• _Task prompt_
The required output is a single number: how many lines of the material contain the string "científicos".

Data excerpts
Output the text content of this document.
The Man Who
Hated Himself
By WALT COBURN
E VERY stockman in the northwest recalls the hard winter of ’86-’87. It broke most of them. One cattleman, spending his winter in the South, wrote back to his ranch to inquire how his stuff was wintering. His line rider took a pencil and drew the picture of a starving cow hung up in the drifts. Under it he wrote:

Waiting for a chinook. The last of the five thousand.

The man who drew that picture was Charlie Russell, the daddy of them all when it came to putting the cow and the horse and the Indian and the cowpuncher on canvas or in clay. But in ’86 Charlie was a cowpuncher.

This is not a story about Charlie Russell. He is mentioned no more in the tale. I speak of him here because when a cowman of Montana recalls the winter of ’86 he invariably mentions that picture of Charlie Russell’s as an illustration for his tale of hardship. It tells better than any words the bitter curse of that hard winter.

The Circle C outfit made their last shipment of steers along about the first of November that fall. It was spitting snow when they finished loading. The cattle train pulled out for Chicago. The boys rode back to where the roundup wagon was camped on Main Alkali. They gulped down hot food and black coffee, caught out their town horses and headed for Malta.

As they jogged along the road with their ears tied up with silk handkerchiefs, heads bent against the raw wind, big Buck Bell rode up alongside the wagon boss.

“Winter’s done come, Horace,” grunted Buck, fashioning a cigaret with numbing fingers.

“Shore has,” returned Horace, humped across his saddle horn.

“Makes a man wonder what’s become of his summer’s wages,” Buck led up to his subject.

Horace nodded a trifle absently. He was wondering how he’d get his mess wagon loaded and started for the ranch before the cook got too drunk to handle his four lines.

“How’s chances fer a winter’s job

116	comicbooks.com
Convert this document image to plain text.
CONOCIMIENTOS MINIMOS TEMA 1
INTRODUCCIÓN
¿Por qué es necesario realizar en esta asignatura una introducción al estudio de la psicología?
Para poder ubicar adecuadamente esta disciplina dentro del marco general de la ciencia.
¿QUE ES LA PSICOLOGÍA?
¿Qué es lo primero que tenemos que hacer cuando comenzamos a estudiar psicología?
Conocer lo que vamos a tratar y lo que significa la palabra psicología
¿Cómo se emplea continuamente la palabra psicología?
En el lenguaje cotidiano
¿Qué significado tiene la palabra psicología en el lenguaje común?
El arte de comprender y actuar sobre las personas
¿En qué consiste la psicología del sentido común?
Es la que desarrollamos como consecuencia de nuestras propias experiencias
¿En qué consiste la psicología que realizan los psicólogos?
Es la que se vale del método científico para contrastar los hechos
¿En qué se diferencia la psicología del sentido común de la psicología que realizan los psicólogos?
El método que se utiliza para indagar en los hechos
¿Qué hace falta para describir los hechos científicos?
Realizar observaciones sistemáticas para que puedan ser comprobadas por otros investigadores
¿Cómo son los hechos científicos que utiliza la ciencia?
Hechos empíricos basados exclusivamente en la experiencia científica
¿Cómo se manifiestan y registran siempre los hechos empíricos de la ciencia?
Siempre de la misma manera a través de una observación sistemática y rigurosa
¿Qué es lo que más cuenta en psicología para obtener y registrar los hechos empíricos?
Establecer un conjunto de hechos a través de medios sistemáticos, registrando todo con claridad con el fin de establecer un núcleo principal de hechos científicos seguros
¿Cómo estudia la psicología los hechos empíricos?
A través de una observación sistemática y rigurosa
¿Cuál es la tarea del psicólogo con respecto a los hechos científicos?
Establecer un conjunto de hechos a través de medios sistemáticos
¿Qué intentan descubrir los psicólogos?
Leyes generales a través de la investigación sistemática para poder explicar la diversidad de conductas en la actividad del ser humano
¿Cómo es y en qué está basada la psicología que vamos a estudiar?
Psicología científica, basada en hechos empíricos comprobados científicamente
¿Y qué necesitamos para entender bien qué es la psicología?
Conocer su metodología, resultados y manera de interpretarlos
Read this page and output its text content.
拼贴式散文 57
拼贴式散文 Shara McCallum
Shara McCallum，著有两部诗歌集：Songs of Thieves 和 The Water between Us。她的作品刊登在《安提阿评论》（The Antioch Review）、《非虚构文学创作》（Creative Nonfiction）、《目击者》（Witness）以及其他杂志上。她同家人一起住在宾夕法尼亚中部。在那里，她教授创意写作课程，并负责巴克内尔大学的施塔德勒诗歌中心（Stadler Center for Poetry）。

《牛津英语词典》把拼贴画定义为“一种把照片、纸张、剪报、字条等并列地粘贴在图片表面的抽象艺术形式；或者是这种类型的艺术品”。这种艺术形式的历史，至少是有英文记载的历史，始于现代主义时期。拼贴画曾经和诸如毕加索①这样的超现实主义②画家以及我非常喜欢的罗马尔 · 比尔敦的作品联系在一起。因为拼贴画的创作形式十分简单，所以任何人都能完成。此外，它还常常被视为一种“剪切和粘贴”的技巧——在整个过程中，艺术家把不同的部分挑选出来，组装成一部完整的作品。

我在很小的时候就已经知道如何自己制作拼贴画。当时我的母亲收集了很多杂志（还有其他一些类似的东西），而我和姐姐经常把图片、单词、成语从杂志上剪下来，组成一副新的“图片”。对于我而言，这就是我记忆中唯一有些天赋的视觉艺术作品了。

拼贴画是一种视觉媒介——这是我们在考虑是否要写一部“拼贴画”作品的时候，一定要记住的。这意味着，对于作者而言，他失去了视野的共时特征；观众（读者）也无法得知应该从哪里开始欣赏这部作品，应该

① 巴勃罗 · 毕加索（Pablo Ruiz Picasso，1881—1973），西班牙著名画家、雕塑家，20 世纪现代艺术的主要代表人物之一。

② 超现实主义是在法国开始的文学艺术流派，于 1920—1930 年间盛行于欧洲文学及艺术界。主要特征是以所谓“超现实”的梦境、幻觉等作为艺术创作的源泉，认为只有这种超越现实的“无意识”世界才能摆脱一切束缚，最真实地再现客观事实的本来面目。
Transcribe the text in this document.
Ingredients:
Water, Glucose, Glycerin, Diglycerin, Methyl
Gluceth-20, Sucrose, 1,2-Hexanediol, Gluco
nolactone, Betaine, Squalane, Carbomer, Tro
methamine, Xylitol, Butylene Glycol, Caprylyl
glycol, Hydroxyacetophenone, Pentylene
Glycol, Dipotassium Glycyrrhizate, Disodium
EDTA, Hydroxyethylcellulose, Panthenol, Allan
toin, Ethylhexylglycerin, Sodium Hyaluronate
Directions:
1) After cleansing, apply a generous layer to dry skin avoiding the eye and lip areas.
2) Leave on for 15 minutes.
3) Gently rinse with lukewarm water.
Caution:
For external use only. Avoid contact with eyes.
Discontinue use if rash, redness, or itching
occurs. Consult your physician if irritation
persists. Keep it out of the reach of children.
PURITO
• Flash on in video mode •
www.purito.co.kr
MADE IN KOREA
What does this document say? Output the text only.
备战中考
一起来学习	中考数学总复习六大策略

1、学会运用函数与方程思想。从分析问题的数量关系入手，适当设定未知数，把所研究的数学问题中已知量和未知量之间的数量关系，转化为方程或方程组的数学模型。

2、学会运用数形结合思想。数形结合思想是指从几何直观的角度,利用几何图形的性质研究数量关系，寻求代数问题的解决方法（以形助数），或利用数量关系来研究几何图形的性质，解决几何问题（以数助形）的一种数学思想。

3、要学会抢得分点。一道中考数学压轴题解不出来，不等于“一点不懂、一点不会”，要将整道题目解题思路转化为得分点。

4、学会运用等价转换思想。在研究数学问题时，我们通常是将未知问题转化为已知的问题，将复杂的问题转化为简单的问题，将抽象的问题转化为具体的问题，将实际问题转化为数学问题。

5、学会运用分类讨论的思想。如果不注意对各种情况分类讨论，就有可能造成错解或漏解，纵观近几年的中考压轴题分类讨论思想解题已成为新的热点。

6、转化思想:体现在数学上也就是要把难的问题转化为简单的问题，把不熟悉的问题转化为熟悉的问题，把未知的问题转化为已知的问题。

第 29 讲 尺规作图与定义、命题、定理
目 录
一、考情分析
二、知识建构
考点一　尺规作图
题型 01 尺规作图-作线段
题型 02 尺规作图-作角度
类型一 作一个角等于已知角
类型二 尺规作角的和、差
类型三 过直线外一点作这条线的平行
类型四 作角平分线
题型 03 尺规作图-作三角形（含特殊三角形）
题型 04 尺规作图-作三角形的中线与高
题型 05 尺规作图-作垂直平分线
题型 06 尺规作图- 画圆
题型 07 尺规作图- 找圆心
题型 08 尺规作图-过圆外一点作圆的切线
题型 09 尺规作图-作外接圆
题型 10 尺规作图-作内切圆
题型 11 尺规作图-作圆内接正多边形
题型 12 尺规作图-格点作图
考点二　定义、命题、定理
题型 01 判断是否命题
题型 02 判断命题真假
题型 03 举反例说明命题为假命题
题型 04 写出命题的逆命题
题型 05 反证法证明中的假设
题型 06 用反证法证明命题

• _Output below_
4